::: Supplied records :::
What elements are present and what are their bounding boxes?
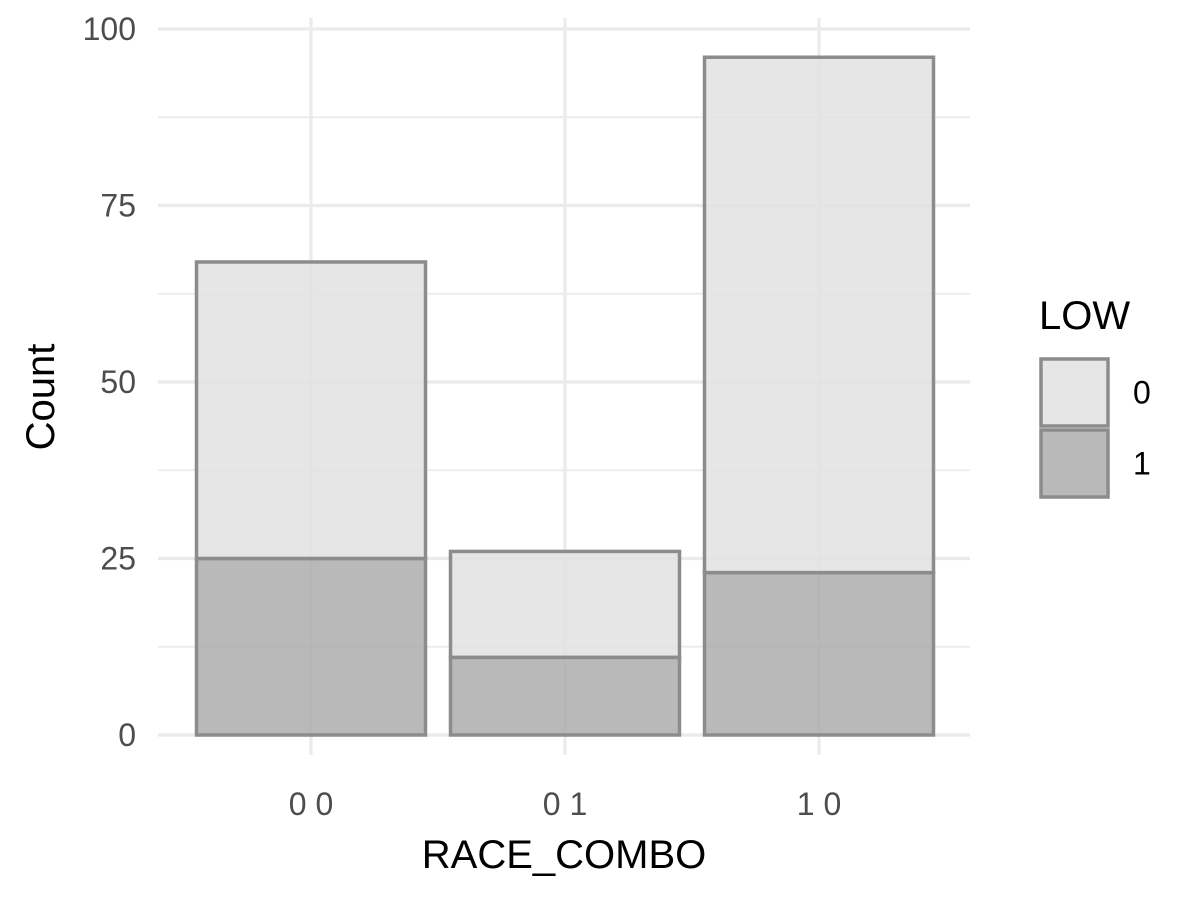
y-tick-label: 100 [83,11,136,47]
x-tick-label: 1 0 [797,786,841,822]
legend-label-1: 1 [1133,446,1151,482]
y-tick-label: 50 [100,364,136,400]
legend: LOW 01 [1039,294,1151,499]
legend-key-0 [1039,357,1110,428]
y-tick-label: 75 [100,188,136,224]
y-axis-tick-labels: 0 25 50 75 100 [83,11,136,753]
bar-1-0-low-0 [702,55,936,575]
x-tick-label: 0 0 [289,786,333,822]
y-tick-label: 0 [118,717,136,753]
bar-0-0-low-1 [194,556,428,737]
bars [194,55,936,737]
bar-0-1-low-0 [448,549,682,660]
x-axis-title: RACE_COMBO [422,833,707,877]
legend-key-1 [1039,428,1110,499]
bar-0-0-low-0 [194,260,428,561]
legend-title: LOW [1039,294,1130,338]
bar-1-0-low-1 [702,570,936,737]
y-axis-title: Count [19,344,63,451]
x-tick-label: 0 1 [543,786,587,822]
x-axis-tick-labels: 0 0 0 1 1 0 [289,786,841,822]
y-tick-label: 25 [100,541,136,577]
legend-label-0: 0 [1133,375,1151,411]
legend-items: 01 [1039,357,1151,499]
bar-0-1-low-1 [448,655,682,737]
:::
::: Supplied records :::
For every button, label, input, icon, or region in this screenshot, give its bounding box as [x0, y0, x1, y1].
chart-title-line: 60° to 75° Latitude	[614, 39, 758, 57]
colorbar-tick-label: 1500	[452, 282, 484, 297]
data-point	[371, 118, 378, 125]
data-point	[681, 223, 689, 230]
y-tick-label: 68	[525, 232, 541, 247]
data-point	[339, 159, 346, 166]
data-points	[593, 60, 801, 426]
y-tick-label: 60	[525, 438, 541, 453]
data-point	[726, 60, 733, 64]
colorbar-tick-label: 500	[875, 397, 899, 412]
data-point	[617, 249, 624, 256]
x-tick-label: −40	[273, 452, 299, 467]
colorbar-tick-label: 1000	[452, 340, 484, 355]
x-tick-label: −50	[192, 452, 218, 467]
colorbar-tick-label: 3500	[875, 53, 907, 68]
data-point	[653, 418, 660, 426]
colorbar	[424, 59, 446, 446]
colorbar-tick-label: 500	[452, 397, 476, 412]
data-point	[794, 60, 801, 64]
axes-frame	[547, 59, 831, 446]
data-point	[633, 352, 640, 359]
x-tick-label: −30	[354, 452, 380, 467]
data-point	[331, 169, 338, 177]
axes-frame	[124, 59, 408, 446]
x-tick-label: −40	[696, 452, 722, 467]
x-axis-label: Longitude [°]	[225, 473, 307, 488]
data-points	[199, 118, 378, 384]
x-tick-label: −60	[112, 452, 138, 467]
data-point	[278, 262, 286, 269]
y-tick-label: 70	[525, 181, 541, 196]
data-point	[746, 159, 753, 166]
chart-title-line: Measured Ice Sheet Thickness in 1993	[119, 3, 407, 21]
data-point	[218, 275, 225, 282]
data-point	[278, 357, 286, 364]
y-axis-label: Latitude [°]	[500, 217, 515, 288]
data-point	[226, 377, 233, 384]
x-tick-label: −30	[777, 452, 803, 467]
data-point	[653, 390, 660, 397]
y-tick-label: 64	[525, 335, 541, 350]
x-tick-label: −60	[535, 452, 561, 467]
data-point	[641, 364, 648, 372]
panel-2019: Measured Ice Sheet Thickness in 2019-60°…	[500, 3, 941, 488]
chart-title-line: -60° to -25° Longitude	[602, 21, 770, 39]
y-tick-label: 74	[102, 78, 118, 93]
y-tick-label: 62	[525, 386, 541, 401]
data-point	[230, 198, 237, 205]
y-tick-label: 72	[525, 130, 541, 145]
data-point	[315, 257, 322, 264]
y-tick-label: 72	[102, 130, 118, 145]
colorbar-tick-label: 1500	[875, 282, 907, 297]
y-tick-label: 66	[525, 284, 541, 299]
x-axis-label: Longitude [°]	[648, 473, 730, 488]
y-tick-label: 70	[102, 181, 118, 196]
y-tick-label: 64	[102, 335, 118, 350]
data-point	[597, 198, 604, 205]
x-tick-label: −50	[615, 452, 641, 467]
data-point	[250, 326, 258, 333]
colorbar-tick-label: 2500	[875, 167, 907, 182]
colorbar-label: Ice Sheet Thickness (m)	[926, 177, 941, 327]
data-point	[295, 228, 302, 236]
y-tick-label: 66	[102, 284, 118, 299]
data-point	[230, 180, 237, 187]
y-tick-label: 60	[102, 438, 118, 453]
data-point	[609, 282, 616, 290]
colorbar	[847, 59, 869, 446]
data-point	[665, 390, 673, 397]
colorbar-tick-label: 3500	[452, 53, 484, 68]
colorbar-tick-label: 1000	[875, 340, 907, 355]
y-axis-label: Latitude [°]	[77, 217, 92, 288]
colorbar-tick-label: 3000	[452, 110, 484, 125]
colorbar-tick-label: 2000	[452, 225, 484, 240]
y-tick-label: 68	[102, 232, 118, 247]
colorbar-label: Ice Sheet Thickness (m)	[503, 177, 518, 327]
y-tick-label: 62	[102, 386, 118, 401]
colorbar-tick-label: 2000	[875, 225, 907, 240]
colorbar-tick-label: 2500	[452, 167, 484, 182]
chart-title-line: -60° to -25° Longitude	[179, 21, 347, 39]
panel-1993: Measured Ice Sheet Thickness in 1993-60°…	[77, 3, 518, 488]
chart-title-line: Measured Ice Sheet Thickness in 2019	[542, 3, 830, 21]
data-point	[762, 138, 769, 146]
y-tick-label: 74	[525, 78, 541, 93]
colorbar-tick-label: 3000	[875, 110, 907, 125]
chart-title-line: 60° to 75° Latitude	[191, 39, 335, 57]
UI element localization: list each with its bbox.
:::
- [Short task]:
Extract the entries starting at the line that contains "y-tick-label: 100 [83,11,136,47]" and ending at the line that contains "bar-0-1-low-1 [448,655,682,737]", and repeat them exactly, with both of those lines included.

- [Solution for this exercise]:
y-tick-label: 100 [83,11,136,47]
x-tick-label: 1 0 [797,786,841,822]
legend-label-1: 1 [1133,446,1151,482]
y-tick-label: 50 [100,364,136,400]
legend: LOW 01 [1039,294,1151,499]
legend-key-0 [1039,357,1110,428]
y-tick-label: 75 [100,188,136,224]
y-axis-tick-labels: 0 25 50 75 100 [83,11,136,753]
bar-1-0-low-0 [702,55,936,575]
x-tick-label: 0 0 [289,786,333,822]
y-tick-label: 0 [118,717,136,753]
bar-0-0-low-1 [194,556,428,737]
bars [194,55,936,737]
bar-0-1-low-0 [448,549,682,660]
x-axis-title: RACE_COMBO [422,833,707,877]
legend-key-1 [1039,428,1110,499]
bar-0-0-low-0 [194,260,428,561]
legend-title: LOW [1039,294,1130,338]
bar-1-0-low-1 [702,570,936,737]
y-axis-title: Count [19,344,63,451]
x-tick-label: 0 1 [543,786,587,822]
x-axis-tick-labels: 0 0 0 1 1 0 [289,786,841,822]
y-tick-label: 25 [100,541,136,577]
legend-label-0: 0 [1133,375,1151,411]
legend-items: 01 [1039,357,1151,499]
bar-0-1-low-1 [448,655,682,737]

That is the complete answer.